*Given request*: Scan the entries below. List each line with "Глава".

*Information shown*:
------------------------
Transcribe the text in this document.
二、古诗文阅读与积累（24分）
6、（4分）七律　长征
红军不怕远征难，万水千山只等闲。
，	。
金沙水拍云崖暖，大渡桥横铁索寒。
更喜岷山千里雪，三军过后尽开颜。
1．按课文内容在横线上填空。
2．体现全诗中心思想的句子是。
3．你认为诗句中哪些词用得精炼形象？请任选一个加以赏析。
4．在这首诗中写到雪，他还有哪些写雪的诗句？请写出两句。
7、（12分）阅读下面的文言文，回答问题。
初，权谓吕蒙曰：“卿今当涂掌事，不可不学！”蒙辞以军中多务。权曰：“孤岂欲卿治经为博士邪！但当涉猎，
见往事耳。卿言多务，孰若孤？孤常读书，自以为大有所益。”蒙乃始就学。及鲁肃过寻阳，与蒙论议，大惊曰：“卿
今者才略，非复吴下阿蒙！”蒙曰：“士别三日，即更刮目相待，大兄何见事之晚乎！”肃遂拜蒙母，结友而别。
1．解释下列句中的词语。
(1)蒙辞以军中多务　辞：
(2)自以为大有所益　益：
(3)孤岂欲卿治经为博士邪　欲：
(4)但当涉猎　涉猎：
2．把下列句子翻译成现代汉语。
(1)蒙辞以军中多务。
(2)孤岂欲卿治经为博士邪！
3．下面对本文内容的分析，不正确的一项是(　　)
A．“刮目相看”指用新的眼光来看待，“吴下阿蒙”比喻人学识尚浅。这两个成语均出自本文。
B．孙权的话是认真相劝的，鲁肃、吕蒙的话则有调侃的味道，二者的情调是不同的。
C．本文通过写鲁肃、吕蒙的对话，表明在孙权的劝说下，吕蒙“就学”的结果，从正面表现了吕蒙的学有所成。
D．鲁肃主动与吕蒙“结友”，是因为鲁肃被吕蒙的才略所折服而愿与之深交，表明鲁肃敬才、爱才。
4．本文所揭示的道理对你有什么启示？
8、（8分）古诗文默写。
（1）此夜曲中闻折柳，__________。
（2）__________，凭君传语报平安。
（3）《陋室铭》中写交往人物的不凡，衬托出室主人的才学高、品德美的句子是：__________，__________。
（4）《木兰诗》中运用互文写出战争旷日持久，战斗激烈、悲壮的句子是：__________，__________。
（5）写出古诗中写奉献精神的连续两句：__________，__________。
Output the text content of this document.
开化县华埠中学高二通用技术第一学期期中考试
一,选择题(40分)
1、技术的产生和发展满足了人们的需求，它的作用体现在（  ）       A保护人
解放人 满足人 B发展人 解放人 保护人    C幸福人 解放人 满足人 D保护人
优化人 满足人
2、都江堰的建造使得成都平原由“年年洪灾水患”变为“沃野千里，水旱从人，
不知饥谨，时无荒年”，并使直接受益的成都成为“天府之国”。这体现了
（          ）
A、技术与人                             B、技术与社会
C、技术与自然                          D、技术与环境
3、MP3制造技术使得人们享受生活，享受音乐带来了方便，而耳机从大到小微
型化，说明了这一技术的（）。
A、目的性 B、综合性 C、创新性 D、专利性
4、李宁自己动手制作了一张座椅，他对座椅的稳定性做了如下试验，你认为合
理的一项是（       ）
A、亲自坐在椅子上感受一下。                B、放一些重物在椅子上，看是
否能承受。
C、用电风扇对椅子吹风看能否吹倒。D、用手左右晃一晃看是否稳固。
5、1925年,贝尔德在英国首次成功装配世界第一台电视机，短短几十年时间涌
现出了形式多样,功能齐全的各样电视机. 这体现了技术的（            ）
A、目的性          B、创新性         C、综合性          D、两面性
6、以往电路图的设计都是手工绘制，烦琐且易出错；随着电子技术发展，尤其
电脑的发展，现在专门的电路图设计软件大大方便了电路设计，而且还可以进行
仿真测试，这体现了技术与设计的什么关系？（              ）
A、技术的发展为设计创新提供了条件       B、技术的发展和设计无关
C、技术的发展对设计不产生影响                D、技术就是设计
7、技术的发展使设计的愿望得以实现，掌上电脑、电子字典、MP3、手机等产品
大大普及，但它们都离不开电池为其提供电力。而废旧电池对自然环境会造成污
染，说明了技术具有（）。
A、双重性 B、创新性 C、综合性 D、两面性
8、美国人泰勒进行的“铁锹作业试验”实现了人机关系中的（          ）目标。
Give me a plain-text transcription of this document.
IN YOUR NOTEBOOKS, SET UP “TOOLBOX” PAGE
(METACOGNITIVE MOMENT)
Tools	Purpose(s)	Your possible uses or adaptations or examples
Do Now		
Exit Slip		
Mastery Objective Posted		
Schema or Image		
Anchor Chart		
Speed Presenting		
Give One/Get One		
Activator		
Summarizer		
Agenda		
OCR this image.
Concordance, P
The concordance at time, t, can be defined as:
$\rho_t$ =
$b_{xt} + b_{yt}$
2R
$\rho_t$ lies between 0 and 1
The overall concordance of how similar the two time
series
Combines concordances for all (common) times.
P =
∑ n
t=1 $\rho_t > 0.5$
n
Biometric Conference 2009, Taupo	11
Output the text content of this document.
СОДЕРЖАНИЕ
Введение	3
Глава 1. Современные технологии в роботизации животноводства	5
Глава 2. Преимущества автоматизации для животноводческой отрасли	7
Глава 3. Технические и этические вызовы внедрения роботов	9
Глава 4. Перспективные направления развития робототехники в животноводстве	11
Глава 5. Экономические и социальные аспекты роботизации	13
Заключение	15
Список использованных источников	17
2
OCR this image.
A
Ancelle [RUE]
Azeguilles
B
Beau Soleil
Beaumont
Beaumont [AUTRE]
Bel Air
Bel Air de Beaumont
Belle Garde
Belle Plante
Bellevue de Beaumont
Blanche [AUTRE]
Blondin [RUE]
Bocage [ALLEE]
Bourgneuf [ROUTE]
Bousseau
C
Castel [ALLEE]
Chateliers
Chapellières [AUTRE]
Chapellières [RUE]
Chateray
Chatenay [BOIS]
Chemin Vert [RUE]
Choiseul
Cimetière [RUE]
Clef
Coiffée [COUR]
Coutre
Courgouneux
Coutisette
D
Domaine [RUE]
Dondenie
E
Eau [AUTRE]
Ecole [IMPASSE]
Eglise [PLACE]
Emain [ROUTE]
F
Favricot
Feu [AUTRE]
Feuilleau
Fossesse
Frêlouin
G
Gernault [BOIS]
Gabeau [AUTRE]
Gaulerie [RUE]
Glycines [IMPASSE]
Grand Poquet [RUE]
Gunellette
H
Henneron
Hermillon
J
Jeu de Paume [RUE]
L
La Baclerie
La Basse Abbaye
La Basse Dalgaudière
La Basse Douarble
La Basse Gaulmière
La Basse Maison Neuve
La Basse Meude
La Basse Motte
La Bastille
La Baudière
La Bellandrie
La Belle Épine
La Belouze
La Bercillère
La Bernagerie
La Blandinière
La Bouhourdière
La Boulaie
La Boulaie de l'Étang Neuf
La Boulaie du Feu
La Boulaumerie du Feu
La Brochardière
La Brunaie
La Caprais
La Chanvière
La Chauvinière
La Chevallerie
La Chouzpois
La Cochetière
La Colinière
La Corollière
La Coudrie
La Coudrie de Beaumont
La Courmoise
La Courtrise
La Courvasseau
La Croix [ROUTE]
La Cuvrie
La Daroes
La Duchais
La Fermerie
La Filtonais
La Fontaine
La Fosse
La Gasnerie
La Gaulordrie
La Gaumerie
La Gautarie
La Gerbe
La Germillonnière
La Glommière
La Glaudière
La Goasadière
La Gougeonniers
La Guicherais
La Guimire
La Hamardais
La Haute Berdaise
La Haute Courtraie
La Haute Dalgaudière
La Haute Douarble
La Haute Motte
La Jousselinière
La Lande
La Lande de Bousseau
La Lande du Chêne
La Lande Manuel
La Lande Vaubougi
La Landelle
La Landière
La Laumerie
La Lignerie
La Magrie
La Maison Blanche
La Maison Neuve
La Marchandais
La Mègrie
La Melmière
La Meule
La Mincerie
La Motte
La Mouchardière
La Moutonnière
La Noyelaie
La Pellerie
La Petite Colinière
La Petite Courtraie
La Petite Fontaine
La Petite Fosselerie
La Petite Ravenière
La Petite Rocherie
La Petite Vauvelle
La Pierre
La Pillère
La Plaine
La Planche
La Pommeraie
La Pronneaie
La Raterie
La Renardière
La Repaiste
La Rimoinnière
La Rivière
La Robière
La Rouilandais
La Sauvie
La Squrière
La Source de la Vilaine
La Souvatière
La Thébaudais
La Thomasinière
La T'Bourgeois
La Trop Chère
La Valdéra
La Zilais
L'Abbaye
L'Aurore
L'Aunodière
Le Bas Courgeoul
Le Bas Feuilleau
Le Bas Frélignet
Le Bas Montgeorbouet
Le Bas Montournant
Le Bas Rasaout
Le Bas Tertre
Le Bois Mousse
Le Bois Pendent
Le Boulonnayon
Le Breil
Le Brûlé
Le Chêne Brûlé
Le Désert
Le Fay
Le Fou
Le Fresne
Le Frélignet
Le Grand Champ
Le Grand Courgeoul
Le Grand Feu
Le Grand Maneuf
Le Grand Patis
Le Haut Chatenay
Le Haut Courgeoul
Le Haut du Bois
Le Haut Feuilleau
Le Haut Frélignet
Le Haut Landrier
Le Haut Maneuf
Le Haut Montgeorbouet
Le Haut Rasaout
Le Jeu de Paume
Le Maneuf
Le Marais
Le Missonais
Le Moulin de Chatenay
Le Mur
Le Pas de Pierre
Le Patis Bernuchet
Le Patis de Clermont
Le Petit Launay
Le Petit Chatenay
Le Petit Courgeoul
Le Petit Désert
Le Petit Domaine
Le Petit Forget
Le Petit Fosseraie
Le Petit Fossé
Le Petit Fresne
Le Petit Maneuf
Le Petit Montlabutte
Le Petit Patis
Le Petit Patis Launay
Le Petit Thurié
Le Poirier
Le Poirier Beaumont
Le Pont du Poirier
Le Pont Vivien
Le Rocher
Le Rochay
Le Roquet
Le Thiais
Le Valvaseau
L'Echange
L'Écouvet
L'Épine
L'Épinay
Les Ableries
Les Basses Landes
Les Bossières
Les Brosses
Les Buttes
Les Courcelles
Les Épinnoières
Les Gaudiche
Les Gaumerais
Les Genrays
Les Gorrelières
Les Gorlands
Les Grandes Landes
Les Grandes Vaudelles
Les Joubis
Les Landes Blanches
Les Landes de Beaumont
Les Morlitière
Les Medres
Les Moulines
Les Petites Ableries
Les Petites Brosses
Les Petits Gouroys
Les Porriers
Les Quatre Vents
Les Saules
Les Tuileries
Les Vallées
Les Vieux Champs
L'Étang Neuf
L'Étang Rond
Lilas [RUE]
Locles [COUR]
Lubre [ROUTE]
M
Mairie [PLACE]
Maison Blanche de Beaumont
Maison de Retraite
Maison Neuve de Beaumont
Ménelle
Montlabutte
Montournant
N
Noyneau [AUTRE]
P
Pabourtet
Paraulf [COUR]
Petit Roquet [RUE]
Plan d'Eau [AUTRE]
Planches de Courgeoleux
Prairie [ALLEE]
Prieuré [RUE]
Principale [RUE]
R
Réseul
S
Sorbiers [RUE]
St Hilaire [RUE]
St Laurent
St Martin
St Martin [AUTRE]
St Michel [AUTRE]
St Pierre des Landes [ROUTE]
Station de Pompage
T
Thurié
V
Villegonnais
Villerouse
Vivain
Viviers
------------------------
*Exercise result*:
Глава 1. Современные технологии в роботизации животноводства	5
Глава 2. Преимущества автоматизации для животноводческой отрасли	7
Глава 3. Технические и этические вызовы внедрения роботов	9
Глава 4. Перспективные направления развития робототехники в животноводстве	11
Глава 5. Экономические и социальные аспекты роботизации	13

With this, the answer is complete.